◆ What to do:
For every line below that includes the word "screenshot", add one; report the final number and nothing else.

◆ Stored items from a collection:
# # # # #
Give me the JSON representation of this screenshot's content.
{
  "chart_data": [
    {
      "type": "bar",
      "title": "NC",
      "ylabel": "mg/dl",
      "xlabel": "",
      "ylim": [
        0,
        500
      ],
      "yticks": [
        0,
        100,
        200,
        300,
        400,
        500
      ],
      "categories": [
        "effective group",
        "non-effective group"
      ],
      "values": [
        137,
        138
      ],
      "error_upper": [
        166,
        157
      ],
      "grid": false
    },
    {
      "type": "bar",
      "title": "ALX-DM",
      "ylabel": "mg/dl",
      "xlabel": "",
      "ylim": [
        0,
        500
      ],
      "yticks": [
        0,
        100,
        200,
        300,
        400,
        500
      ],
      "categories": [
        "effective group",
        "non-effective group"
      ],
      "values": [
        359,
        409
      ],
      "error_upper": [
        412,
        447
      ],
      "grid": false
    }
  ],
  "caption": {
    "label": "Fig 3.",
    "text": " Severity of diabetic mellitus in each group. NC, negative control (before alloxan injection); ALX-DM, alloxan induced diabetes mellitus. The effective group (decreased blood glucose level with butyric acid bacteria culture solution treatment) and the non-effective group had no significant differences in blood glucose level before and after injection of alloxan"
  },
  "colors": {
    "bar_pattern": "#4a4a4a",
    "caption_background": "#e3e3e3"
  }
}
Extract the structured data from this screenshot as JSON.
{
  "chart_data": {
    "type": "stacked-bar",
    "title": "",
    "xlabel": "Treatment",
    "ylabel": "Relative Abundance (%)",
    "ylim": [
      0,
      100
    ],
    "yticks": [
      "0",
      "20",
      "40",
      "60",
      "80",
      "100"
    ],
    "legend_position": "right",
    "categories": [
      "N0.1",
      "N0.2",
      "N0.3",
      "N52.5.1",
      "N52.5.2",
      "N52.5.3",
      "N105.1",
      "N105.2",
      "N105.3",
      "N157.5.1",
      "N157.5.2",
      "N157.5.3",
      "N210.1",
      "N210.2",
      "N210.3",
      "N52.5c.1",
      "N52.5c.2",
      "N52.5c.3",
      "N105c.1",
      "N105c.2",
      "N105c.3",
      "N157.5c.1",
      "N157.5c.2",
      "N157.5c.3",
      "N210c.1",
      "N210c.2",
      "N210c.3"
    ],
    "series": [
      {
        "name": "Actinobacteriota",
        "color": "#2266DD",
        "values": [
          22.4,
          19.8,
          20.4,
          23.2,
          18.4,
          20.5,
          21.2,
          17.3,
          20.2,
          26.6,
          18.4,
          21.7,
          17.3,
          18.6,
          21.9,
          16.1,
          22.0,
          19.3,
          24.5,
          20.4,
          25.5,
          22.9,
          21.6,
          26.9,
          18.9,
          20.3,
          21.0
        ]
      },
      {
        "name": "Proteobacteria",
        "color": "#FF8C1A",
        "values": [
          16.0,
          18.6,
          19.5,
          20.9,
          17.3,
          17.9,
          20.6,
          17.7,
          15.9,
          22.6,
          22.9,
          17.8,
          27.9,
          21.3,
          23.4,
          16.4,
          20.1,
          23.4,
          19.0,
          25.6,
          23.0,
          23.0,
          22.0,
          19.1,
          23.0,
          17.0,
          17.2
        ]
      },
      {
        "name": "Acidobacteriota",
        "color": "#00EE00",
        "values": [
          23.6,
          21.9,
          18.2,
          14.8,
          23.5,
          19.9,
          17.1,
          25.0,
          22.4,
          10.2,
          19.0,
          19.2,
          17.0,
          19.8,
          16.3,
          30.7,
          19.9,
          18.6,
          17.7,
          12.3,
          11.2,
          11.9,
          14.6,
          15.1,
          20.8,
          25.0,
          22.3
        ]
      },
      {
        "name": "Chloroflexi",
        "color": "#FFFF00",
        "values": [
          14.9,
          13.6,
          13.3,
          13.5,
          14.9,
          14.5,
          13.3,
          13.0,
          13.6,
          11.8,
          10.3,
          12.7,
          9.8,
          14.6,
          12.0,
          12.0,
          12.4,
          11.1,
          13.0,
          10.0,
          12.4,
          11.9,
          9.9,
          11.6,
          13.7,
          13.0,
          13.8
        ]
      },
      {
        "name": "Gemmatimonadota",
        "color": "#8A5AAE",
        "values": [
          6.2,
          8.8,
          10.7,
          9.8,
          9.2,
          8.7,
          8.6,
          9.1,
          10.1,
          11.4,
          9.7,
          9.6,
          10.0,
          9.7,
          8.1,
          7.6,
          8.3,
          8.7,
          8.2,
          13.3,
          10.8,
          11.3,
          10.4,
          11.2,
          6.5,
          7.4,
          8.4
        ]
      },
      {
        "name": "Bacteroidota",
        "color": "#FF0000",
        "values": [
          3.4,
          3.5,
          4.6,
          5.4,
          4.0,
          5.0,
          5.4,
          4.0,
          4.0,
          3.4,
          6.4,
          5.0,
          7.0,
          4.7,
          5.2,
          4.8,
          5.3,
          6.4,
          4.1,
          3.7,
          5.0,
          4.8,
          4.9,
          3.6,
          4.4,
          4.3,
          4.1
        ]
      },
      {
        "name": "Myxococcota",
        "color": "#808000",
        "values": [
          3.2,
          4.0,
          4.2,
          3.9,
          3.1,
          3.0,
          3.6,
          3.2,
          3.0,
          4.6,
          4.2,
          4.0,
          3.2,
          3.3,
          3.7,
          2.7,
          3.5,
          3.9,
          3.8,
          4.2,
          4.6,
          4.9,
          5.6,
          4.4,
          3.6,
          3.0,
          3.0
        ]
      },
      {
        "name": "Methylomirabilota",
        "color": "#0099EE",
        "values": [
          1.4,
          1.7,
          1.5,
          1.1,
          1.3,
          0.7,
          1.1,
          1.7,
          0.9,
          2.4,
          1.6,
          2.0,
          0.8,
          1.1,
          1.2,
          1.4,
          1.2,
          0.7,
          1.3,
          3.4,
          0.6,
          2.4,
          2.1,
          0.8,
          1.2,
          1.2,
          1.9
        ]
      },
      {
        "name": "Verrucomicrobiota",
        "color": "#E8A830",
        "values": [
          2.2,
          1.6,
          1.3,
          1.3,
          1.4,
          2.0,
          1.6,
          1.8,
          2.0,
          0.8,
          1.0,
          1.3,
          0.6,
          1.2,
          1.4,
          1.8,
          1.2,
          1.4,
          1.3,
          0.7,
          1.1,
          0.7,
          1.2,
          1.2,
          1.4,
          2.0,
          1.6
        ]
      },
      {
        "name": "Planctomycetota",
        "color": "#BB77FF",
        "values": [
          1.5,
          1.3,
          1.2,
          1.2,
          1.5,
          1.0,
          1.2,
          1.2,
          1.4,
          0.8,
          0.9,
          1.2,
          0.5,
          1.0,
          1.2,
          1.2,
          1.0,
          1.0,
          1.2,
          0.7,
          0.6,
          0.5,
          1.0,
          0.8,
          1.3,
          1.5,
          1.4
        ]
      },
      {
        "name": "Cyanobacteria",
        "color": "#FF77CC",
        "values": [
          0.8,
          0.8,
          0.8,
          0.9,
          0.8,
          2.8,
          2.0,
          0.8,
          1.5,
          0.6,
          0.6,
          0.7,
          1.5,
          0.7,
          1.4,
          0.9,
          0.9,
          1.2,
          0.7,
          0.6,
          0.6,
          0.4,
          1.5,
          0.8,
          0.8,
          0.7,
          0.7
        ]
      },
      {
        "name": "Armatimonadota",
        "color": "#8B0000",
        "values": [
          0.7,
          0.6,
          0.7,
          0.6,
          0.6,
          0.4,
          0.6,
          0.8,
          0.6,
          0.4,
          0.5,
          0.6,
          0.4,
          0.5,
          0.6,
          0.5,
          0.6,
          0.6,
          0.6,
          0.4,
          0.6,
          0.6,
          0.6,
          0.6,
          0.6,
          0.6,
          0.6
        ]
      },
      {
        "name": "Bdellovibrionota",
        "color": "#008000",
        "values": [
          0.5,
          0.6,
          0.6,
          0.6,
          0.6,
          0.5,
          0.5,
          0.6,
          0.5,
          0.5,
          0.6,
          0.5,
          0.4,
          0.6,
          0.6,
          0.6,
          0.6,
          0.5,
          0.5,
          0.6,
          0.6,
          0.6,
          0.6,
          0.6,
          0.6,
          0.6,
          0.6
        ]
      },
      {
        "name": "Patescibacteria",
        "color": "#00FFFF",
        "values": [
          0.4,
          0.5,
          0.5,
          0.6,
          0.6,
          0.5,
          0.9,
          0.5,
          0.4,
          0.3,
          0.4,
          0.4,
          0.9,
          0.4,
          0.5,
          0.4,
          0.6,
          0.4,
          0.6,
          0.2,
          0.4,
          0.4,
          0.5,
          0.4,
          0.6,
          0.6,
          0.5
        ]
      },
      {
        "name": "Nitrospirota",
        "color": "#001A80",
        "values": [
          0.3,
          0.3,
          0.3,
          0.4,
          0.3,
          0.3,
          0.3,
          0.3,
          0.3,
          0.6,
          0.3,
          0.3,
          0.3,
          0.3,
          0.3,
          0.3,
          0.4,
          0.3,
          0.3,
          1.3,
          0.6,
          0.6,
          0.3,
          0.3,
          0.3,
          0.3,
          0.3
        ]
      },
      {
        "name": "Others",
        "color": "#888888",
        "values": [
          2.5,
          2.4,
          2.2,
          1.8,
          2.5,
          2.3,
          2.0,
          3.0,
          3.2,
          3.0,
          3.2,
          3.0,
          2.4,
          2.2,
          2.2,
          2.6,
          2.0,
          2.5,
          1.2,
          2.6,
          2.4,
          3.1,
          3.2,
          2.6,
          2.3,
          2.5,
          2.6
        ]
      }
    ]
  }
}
# # # # #
◆ Reply:
2